> **Task brief**:
Reproduce every line of the records below without any changes, leaving out the pictures.

> **Records excerpted from a collection**:
◇ ◇ ◇ ◇

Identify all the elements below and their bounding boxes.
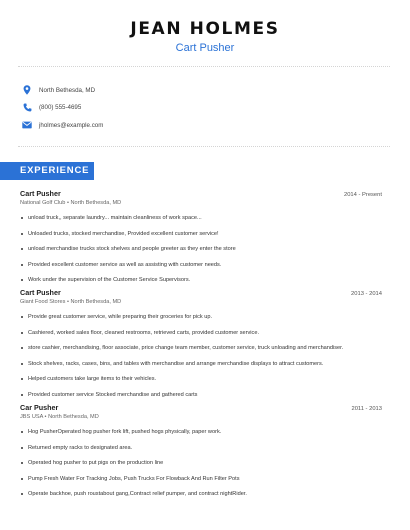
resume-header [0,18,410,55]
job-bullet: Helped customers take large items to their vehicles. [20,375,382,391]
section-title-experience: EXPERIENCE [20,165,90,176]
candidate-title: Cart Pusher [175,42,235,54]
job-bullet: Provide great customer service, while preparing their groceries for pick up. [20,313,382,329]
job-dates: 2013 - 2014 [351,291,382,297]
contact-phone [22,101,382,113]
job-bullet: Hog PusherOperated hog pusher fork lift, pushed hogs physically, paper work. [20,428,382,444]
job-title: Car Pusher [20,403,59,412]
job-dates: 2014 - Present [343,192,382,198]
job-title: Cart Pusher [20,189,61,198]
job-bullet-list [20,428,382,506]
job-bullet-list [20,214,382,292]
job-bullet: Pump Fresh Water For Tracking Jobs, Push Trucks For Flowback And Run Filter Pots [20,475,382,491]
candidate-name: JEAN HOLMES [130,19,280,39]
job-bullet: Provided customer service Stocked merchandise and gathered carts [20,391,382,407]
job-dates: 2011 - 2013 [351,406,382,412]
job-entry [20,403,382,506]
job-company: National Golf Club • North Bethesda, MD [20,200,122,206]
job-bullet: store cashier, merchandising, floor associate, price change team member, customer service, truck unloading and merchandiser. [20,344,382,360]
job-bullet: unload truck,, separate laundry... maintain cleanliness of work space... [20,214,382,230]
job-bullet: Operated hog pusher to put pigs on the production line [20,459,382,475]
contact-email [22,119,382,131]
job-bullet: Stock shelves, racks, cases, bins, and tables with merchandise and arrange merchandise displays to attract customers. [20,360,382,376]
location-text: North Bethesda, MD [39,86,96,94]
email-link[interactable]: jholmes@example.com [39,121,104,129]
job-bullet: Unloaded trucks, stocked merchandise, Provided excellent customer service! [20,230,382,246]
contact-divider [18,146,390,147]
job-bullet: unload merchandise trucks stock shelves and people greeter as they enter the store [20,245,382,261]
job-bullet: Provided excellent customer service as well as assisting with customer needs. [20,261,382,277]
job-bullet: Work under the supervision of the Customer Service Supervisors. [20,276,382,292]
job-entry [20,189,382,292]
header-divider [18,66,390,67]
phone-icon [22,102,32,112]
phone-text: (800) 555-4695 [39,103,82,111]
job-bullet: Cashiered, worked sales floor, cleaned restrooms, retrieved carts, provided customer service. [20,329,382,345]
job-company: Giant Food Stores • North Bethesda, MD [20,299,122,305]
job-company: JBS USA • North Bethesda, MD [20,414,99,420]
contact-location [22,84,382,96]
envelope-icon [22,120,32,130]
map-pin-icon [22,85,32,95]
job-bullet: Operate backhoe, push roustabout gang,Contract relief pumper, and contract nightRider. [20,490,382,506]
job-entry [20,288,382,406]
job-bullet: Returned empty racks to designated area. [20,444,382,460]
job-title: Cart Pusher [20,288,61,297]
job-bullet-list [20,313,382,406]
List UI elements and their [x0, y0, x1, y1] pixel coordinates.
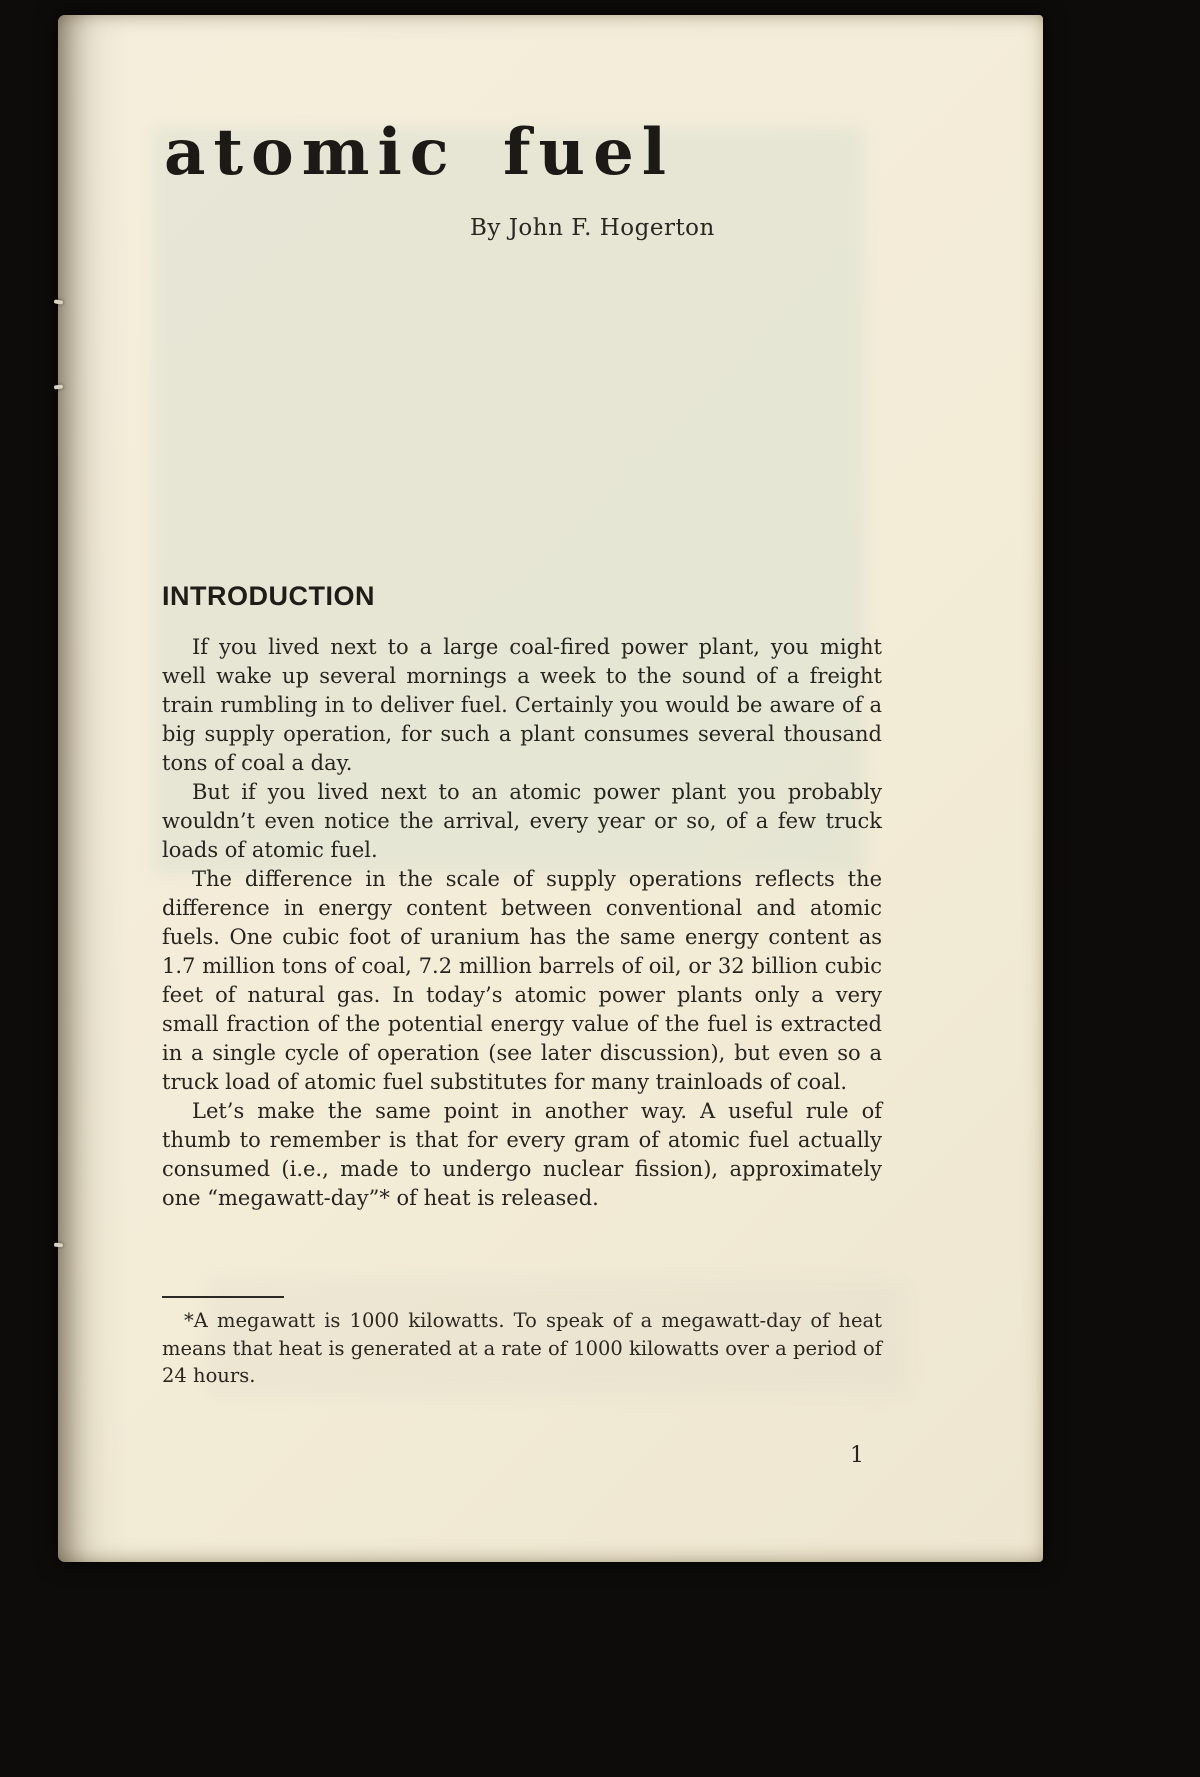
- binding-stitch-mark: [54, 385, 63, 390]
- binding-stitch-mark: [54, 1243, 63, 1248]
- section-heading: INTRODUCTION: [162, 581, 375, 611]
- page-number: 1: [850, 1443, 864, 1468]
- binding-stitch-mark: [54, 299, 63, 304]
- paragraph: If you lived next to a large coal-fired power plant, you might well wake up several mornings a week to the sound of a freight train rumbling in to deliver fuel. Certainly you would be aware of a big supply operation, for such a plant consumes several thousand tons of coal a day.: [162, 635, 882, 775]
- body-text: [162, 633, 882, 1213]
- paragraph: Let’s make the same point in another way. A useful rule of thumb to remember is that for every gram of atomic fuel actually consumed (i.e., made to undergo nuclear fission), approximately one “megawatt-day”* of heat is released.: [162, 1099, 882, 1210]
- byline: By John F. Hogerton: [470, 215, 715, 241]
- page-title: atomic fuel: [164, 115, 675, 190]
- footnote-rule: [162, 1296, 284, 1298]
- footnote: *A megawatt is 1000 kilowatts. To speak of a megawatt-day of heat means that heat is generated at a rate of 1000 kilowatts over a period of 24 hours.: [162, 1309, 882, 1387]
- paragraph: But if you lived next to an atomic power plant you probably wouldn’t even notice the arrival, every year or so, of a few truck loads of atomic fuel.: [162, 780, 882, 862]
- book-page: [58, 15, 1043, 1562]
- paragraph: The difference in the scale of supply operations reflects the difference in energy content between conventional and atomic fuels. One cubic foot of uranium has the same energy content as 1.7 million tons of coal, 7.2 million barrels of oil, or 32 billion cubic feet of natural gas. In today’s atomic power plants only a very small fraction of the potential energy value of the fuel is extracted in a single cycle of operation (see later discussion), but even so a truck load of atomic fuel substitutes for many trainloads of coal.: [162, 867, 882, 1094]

◇ ◇ ◇ ◇

> **Final result**:
Identify all the elements below and their bounding boxes.
resume-header [0,18,410,55]
job-bullet: Helped customers take large items to their vehicles. [20,375,382,391]
section-title-experience: EXPERIENCE [20,165,90,176]
candidate-title: Cart Pusher [175,42,235,54]
job-bullet: Provide great customer service, while preparing their groceries for pick up. [20,313,382,329]
job-dates: 2013 - 2014 [351,291,382,297]
contact-phone [22,101,382,113]
job-bullet: Hog PusherOperated hog pusher fork lift, pushed hogs physically, paper work. [20,428,382,444]
job-title: Car Pusher [20,403,59,412]
job-dates: 2014 - Present [343,192,382,198]
job-title: Cart Pusher [20,189,61,198]
job-bullet-list [20,428,382,506]
job-bullet-list [20,214,382,292]
job-bullet: Pump Fresh Water For Tracking Jobs, Push Trucks For Flowback And Run Filter Pots [20,475,382,491]
candidate-name: JEAN HOLMES [130,19,280,39]
job-bullet: Provided customer service Stocked merchandise and gathered carts [20,391,382,407]
job-dates: 2011 - 2013 [351,406,382,412]
job-entry [20,403,382,506]
job-company: National Golf Club • North Bethesda, MD [20,200,122,206]
job-bullet: store cashier, merchandising, floor associate, price change team member, customer service, truck unloading and merchandiser. [20,344,382,360]
job-bullet: unload truck,, separate laundry... maintain cleanliness of work space... [20,214,382,230]
job-bullet: Operated hog pusher to put pigs on the production line [20,459,382,475]
contact-email [22,119,382,131]
job-bullet: Stock shelves, racks, cases, bins, and tables with merchandise and arrange merchandise displays to attract customers. [20,360,382,376]
location-text: North Bethesda, MD [39,86,96,94]
email-link[interactable]: jholmes@example.com [39,121,104,129]
job-bullet: Unloaded trucks, stocked merchandise, Provided excellent customer service! [20,230,382,246]
contact-divider [18,146,390,147]
job-bullet: unload merchandise trucks stock shelves and people greeter as they enter the store [20,245,382,261]
job-bullet: Provided excellent customer service as well as assisting with customer needs. [20,261,382,277]
job-bullet: Work under the supervision of the Customer Service Supervisors. [20,276,382,292]
job-entry [20,189,382,292]
header-divider [18,66,390,67]
phone-icon [22,102,32,112]
phone-text: (800) 555-4695 [39,103,82,111]
job-bullet: Cashiered, worked sales floor, cleaned restrooms, retrieved carts, provided customer service. [20,329,382,345]
job-company: Giant Food Stores • North Bethesda, MD [20,299,122,305]
job-company: JBS USA • North Bethesda, MD [20,414,99,420]
contact-location [22,84,382,96]
envelope-icon [22,120,32,130]
map-pin-icon [22,85,32,95]
job-bullet: Operate backhoe, push roustabout gang,Contract relief pumper, and contract nightRider. [20,490,382,506]
job-entry [20,288,382,406]
job-bullet: Returned empty racks to designated area. [20,444,382,460]
job-title: Cart Pusher [20,288,61,297]
job-bullet-list [20,313,382,406]
List UI elements and their [x0, y0, x1, y1] pixel coordinates.
- binding-stitch-mark: [54, 385, 63, 390]
- binding-stitch-mark: [54, 1243, 63, 1248]
- section-heading: INTRODUCTION: [162, 581, 375, 611]
- page-number: 1: [850, 1443, 864, 1468]
- binding-stitch-mark: [54, 299, 63, 304]
- paragraph: If you lived next to a large coal-fired power plant, you might well wake up several mornings a week to the sound of a freight train rumbling in to deliver fuel. Certainly you would be aware of a big supply operation, for such a plant consumes several thousand tons of coal a day.: [162, 635, 882, 775]
- body-text: [162, 633, 882, 1213]
- paragraph: Let’s make the same point in another way. A useful rule of thumb to remember is that for every gram of atomic fuel actually consumed (i.e., made to undergo nuclear fission), approximately one “megawatt-day”* of heat is released.: [162, 1099, 882, 1210]
- byline: By John F. Hogerton: [470, 215, 715, 241]
- page-title: atomic fuel: [164, 115, 675, 190]
- footnote-rule: [162, 1296, 284, 1298]
- footnote: *A megawatt is 1000 kilowatts. To speak of a megawatt-day of heat means that heat is generated at a rate of 1000 kilowatts over a period of 24 hours.: [162, 1309, 882, 1387]
- paragraph: But if you lived next to an atomic power plant you probably wouldn’t even notice the arrival, every year or so, of a few truck loads of atomic fuel.: [162, 780, 882, 862]
- book-page: [58, 15, 1043, 1562]
- paragraph: The difference in the scale of supply operations reflects the difference in energy content between conventional and atomic fuels. One cubic foot of uranium has the same energy content as 1.7 million tons of coal, 7.2 million barrels of oil, or 32 billion cubic feet of natural gas. In today’s atomic power plants only a very small fraction of the potential energy value of the fuel is extracted in a single cycle of operation (see later discussion), but even so a truck load of atomic fuel substitutes for many trainloads of coal.: [162, 867, 882, 1094]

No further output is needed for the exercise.